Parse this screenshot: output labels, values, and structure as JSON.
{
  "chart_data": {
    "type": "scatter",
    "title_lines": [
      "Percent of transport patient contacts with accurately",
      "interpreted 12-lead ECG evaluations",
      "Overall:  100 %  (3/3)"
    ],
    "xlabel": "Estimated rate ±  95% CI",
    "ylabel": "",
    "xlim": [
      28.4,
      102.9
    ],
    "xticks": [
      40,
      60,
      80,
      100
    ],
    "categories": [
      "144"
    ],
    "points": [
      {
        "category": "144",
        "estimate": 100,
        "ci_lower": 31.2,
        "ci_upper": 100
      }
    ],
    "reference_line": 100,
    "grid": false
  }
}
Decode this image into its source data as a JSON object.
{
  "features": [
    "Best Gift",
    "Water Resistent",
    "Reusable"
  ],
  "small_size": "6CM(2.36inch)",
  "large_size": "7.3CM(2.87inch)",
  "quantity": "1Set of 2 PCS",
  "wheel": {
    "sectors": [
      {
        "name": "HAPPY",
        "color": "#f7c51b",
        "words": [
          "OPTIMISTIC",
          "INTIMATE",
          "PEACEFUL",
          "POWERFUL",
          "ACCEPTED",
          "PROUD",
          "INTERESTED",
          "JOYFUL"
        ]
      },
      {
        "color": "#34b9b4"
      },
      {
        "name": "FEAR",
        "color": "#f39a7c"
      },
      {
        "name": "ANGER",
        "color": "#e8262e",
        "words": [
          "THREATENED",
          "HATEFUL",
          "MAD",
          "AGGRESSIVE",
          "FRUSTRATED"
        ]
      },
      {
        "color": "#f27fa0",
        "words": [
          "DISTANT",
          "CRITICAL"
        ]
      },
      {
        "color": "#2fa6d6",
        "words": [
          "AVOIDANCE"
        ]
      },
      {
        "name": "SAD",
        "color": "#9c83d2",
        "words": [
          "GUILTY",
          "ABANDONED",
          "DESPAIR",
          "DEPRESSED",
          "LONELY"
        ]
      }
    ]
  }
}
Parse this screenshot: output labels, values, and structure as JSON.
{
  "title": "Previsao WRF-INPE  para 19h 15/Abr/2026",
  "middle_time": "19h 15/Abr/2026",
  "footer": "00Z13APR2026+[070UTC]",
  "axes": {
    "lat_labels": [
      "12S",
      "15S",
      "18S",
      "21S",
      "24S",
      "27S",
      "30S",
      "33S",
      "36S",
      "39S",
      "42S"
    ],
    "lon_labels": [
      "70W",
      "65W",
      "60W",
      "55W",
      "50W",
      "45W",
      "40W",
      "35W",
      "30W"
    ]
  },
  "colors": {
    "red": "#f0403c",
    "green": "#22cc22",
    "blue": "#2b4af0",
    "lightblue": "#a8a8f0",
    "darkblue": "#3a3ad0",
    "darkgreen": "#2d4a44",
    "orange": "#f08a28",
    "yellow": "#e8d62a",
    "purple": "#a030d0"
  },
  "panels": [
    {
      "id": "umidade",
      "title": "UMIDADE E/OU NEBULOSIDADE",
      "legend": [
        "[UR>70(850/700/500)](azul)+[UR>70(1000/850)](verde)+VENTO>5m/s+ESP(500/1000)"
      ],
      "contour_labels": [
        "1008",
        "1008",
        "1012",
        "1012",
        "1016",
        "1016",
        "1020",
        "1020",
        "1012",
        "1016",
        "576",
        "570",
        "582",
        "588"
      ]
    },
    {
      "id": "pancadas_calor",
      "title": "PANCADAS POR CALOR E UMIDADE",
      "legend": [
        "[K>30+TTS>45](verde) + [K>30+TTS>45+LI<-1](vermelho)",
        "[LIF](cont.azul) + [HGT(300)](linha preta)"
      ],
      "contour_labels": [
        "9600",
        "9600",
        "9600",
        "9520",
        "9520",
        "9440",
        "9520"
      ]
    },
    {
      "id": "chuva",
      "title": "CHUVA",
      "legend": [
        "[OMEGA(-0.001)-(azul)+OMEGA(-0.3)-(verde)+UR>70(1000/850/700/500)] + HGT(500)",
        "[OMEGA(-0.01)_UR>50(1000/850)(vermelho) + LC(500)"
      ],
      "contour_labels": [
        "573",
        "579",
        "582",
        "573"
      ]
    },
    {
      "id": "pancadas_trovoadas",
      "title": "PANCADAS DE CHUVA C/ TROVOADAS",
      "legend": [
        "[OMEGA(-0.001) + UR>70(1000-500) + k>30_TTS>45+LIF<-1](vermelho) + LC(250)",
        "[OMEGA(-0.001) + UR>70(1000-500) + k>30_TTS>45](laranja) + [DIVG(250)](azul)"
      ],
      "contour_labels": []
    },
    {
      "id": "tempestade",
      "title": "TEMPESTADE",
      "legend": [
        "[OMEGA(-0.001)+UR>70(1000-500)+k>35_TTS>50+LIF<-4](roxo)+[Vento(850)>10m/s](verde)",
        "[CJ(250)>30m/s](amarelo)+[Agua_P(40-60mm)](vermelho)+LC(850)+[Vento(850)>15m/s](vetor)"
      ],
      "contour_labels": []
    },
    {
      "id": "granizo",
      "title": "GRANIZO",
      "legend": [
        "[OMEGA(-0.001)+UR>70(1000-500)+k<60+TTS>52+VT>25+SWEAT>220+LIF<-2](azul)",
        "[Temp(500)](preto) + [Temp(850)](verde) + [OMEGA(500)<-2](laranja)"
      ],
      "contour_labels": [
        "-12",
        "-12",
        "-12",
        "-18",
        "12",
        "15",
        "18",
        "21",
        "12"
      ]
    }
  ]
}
------------------------------------
**THE EXERCISE:** Collect each line above holding the string "verde".

**WRITTEN SOLUTION:**
        "[UR>70(850/700/500)](azul)+[UR>70(1000/850)](verde)+VENTO>5m/s+ESP(500/1000)"
        "[K>30+TTS>45](verde) + [K>30+TTS>45+LI<-1](vermelho)",
        "[OMEGA(-0.001)-(azul)+OMEGA(-0.3)-(verde)+UR>70(1000/850/700/500)] + HGT(500)",
        "[OMEGA(-0.001)+UR>70(1000-500)+k>35_TTS>50+LIF<-4](roxo)+[Vento(850)>10m/s](verde)",
        "[Temp(500)](preto) + [Temp(850)](verde) + [OMEGA(500)<-2](laranja)"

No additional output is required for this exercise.